Copy all the material that follows, keeping every character the same.

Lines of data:
====

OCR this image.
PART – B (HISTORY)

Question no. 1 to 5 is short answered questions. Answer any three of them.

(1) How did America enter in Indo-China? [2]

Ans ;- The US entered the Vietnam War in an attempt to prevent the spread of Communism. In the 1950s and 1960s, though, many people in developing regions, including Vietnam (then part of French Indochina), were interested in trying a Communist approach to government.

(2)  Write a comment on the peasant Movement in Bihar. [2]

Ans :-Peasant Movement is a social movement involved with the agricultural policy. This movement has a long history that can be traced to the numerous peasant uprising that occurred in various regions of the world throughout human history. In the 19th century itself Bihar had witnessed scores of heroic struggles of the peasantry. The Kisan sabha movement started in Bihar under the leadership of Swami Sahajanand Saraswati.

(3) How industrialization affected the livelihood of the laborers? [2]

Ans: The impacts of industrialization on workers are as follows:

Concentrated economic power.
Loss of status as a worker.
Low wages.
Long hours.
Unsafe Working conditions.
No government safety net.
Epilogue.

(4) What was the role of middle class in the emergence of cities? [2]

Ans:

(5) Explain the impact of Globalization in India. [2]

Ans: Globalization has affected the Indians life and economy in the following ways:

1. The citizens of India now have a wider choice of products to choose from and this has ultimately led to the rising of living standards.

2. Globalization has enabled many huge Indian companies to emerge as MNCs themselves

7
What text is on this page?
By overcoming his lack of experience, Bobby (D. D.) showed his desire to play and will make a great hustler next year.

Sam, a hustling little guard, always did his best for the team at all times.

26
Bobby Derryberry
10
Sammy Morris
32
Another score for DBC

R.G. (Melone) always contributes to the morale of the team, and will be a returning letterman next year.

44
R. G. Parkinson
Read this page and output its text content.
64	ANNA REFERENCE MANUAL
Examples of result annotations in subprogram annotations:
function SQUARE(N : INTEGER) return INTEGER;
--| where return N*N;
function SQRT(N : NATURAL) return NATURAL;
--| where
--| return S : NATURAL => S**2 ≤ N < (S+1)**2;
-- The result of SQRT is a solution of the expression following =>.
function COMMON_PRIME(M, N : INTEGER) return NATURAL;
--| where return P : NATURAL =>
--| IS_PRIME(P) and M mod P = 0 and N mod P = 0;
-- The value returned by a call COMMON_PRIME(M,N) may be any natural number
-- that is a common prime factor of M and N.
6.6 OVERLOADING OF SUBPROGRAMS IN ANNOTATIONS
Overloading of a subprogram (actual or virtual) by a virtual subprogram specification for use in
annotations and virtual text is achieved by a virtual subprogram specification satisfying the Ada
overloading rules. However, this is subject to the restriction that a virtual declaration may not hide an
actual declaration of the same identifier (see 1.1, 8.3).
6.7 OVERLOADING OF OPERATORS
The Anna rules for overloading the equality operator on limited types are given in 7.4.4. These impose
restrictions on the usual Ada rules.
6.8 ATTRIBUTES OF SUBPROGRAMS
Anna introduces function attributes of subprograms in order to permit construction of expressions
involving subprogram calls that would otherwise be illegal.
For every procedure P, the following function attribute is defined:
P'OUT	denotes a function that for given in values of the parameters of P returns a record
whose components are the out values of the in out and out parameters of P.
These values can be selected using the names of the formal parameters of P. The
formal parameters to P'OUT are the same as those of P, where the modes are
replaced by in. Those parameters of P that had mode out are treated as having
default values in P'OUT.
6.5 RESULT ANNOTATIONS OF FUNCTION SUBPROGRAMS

====

**Result of the exercise:**
OCR this image.
PART – B (HISTORY)

Question no. 1 to 5 is short answered questions. Answer any three of them.

(1) How did America enter in Indo-China? [2]

Ans ;- The US entered the Vietnam War in an attempt to prevent the spread of Communism. In the 1950s and 1960s, though, many people in developing regions, including Vietnam (then part of French Indochina), were interested in trying a Communist approach to government.

(2)  Write a comment on the peasant Movement in Bihar. [2]

Ans :-Peasant Movement is a social movement involved with the agricultural policy. This movement has a long history that can be traced to the numerous peasant uprising that occurred in various regions of the world throughout human history. In the 19th century itself Bihar had witnessed scores of heroic struggles of the peasantry. The Kisan sabha movement started in Bihar under the leadership of Swami Sahajanand Saraswati.

(3) How industrialization affected the livelihood of the laborers? [2]

Ans: The impacts of industrialization on workers are as follows:

Concentrated economic power.
Loss of status as a worker.
Low wages.
Long hours.
Unsafe Working conditions.
No government safety net.
Epilogue.

(4) What was the role of middle class in the emergence of cities? [2]

Ans:

(5) Explain the impact of Globalization in India. [2]

Ans: Globalization has affected the Indians life and economy in the following ways:

1. The citizens of India now have a wider choice of products to choose from and this has ultimately led to the rising of living standards.

2. Globalization has enabled many huge Indian companies to emerge as MNCs themselves

7
What text is on this page?
By overcoming his lack of experience, Bobby (D. D.) showed his desire to play and will make a great hustler next year.

Sam, a hustling little guard, always did his best for the team at all times.

26
Bobby Derryberry
10
Sammy Morris
32
Another score for DBC

R.G. (Melone) always contributes to the morale of the team, and will be a returning letterman next year.

44
R. G. Parkinson
Read this page and output its text content.
64	ANNA REFERENCE MANUAL
Examples of result annotations in subprogram annotations:
function SQUARE(N : INTEGER) return INTEGER;
--| where return N*N;
function SQRT(N : NATURAL) return NATURAL;
--| where
--| return S : NATURAL => S**2 ≤ N < (S+1)**2;
-- The result of SQRT is a solution of the expression following =>.
function COMMON_PRIME(M, N : INTEGER) return NATURAL;
--| where return P : NATURAL =>
--| IS_PRIME(P) and M mod P = 0 and N mod P = 0;
-- The value returned by a call COMMON_PRIME(M,N) may be any natural number
-- that is a common prime factor of M and N.
6.6 OVERLOADING OF SUBPROGRAMS IN ANNOTATIONS
Overloading of a subprogram (actual or virtual) by a virtual subprogram specification for use in
annotations and virtual text is achieved by a virtual subprogram specification satisfying the Ada
overloading rules. However, this is subject to the restriction that a virtual declaration may not hide an
actual declaration of the same identifier (see 1.1, 8.3).
6.7 OVERLOADING OF OPERATORS
The Anna rules for overloading the equality operator on limited types are given in 7.4.4. These impose
restrictions on the usual Ada rules.
6.8 ATTRIBUTES OF SUBPROGRAMS
Anna introduces function attributes of subprograms in order to permit construction of expressions
involving subprogram calls that would otherwise be illegal.
For every procedure P, the following function attribute is defined:
P'OUT	denotes a function that for given in values of the parameters of P returns a record
whose components are the out values of the in out and out parameters of P.
These values can be selected using the names of the formal parameters of P. The
formal parameters to P'OUT are the same as those of P, where the modes are
replaced by in. Those parameters of P that had mode out are treated as having
default values in P'OUT.
6.5 RESULT ANNOTATIONS OF FUNCTION SUBPROGRAMS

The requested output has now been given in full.